## Tarea A
Reproduce sin cambios las entradas que aparecen más abajo, empezando por la primera línea y siguiendo hasta la línea que contiene "tile-label-line2: 计算器: [154, 660, 186, 672]", ambas incluidas.
--- Texto fuente ---
Caminaba despacio, todo cansa tras un infarto, y hacía un sol espléndido. Sentir cómo el aire de la mañana inundaba mis pulmones, disfrutarlo, era una experiencia renacida para mí. No tardó en unirse a mi caminar una mariposa blanca que, revoltosa, se puso a volar a mi lado. Debía querer jugar porque acompasó su volar a mi lento caminar. Así fuimos, juntos, haciendo camino, compartiendo esa plenitud que te da ser consciente de que formas parte de algo tan bello como es la vida. Al rato, la mariposa se alejó. Yo seguí andando. Poco después di la vuelta, los primeros paseos pedían no ser muy largos, y unos metros más allá la volví a ver. Esta vez no volaba sola. Una mariposa, amarilla, volaba junto a ella. Subían y bajaban al compás de esa danza ancestral que es la vida. Juntas, quizá sin saberlo, me dieron alas y me sentí volar con ellas. Mirándolas, las sentí revolotear en lo más profundo de mí. Me hicieron volver a vivir el calor de los abrazos y los besos, de todos los que había dado, de los que nunca di…

Aquellas mariposas que habían pasado la mayor parte de sus vidas siendo orugas que solo conocen el suelo y capullos donde solo habitan la soledad y la oscuridad, me enseñaron que nunca es tarde para que nos atrevamos a desplegar nuestras alas, para que nos lancemos, al fin, a ese volar que es vivir. Desde aquel día no he dejado de dar ni un solo abrazo, de regalar una mirada o una sonrisa a esa persona que tenemos delante y parece triste o fatigada, ni de decirles ‘te quiero’ a las personas que amo.
--- Entradas mostradas ---
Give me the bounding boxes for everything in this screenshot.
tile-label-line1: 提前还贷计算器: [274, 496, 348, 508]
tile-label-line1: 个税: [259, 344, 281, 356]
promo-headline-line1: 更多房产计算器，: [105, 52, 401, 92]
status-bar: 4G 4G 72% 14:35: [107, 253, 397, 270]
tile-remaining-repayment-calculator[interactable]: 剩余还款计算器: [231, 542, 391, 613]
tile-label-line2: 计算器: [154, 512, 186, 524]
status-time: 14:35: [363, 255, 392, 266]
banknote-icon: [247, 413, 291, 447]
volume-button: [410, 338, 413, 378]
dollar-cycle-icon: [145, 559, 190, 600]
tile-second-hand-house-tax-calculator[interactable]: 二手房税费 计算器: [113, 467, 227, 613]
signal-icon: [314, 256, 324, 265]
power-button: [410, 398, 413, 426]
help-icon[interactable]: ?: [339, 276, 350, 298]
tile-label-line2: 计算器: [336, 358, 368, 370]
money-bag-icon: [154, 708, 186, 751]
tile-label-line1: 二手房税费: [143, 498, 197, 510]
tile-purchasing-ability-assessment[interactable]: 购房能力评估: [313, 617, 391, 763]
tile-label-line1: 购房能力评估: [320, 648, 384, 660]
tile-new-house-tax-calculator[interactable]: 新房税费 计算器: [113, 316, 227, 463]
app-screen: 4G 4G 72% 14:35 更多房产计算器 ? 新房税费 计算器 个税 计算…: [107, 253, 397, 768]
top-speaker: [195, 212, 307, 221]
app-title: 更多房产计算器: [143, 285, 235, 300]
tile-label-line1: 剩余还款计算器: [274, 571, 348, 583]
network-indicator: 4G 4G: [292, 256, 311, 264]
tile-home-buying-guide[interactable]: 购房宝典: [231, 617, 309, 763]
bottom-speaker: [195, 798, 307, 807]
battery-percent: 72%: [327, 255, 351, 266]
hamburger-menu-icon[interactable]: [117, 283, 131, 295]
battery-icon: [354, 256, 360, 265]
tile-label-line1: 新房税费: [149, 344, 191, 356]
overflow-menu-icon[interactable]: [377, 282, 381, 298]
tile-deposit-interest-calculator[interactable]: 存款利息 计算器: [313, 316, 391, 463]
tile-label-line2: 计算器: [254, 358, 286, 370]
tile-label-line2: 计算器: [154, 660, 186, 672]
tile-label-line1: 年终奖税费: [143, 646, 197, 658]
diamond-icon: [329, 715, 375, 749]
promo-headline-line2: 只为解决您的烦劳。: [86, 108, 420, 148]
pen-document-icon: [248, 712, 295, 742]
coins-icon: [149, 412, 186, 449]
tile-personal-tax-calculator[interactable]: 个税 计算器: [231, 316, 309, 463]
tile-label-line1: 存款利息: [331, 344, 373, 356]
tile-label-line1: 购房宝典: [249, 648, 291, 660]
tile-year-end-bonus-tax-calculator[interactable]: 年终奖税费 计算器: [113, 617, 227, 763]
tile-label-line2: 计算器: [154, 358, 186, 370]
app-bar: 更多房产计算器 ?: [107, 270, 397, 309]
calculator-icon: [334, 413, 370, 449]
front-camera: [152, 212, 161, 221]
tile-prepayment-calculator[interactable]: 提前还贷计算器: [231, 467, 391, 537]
---
## Tarea B
Vuelve a escribir el pasaje del relato del paseo que va desde "Aquellas mariposas que" hasta "personas que amo.", pero reemplaza "mariposas" por "libélulas".

## Resultado final A
Give me the bounding boxes for everything in this screenshot.
tile-label-line1: 提前还贷计算器: [274, 496, 348, 508]
tile-label-line1: 个税: [259, 344, 281, 356]
promo-headline-line1: 更多房产计算器，: [105, 52, 401, 92]
status-bar: 4G 4G 72% 14:35: [107, 253, 397, 270]
tile-remaining-repayment-calculator[interactable]: 剩余还款计算器: [231, 542, 391, 613]
tile-label-line2: 计算器: [154, 512, 186, 524]
status-time: 14:35: [363, 255, 392, 266]
banknote-icon: [247, 413, 291, 447]
volume-button: [410, 338, 413, 378]
dollar-cycle-icon: [145, 559, 190, 600]
tile-second-hand-house-tax-calculator[interactable]: 二手房税费 计算器: [113, 467, 227, 613]
signal-icon: [314, 256, 324, 265]
power-button: [410, 398, 413, 426]
help-icon[interactable]: ?: [339, 276, 350, 298]
tile-label-line2: 计算器: [336, 358, 368, 370]
money-bag-icon: [154, 708, 186, 751]
tile-label-line1: 二手房税费: [143, 498, 197, 510]
tile-purchasing-ability-assessment[interactable]: 购房能力评估: [313, 617, 391, 763]
tile-label-line1: 购房能力评估: [320, 648, 384, 660]
tile-new-house-tax-calculator[interactable]: 新房税费 计算器: [113, 316, 227, 463]
app-screen: 4G 4G 72% 14:35 更多房产计算器 ? 新房税费 计算器 个税 计算…: [107, 253, 397, 768]
top-speaker: [195, 212, 307, 221]
app-title: 更多房产计算器: [143, 285, 235, 300]
tile-label-line1: 剩余还款计算器: [274, 571, 348, 583]
network-indicator: 4G 4G: [292, 256, 311, 264]
tile-home-buying-guide[interactable]: 购房宝典: [231, 617, 309, 763]
bottom-speaker: [195, 798, 307, 807]
battery-percent: 72%: [327, 255, 351, 266]
hamburger-menu-icon[interactable]: [117, 283, 131, 295]
battery-icon: [354, 256, 360, 265]
tile-label-line1: 新房税费: [149, 344, 191, 356]
overflow-menu-icon[interactable]: [377, 282, 381, 298]
tile-deposit-interest-calculator[interactable]: 存款利息 计算器: [313, 316, 391, 463]
tile-label-line2: 计算器: [254, 358, 286, 370]
tile-label-line2: 计算器: [154, 660, 186, 672]

## Resultado final B
Aquellas libélulas que habían pasado la mayor parte de sus vidas siendo orugas que solo conocen el suelo y capullos donde solo habitan la soledad y la oscuridad, me enseñaron que nunca es tarde para que nos atrevamos a desplegar nuestras alas, para que nos lancemos, al fin, a ese volar que es vivir. Desde aquel día no he dejado de dar ni un solo abrazo, de regalar una mirada o una sonrisa a esa persona que tenemos delante y parece triste o fatigada, ni de decirles ‘te quiero’ a las personas que amo.